PROBLEM DESCRIPTION: Pull out each line of the records holding the string "flag".

Entries with figure data:
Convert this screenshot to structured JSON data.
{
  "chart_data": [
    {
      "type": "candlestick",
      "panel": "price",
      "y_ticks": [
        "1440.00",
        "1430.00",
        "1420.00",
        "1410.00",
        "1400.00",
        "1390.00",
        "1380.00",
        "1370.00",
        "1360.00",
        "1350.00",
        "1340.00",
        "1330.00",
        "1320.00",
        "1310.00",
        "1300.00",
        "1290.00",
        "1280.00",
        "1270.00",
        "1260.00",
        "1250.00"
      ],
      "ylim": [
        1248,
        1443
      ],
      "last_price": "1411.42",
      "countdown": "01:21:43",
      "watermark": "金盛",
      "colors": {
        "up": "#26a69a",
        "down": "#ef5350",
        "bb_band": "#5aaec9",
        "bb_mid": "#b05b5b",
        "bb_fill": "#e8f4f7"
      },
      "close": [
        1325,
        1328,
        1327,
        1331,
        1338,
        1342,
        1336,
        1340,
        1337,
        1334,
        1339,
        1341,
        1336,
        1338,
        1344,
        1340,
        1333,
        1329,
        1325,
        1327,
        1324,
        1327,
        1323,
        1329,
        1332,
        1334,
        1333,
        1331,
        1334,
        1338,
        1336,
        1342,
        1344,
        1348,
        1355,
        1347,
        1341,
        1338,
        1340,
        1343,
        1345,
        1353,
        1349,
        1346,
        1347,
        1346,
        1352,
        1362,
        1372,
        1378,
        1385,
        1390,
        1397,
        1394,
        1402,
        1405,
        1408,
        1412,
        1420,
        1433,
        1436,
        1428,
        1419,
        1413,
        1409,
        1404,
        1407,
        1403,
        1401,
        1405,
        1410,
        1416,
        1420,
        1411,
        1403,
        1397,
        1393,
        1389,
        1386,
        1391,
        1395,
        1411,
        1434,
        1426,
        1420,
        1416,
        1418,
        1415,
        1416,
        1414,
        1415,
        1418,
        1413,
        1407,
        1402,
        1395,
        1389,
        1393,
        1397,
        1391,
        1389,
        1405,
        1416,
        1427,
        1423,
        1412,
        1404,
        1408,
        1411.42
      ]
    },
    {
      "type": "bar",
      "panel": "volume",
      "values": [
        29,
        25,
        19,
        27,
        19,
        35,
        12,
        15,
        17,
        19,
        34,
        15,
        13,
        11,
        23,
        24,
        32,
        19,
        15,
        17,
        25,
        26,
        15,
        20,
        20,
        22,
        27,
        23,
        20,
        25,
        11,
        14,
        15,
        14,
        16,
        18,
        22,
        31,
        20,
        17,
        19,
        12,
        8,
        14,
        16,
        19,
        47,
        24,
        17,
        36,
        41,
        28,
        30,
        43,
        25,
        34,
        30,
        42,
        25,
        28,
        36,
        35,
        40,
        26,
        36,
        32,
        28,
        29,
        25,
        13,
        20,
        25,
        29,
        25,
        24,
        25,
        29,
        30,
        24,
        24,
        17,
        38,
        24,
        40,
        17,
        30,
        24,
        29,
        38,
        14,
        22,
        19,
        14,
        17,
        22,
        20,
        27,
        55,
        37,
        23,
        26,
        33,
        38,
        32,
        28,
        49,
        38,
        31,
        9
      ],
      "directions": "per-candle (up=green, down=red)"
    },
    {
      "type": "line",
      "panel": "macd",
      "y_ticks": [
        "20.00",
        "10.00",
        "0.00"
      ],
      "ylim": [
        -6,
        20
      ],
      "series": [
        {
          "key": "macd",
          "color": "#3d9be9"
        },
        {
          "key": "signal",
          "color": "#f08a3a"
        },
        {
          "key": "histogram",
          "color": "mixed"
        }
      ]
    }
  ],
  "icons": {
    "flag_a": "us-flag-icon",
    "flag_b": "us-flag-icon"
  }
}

RESPONSE TO THE EXERCISE:
    "flag_a": "us-flag-icon",
    "flag_b": "us-flag-icon"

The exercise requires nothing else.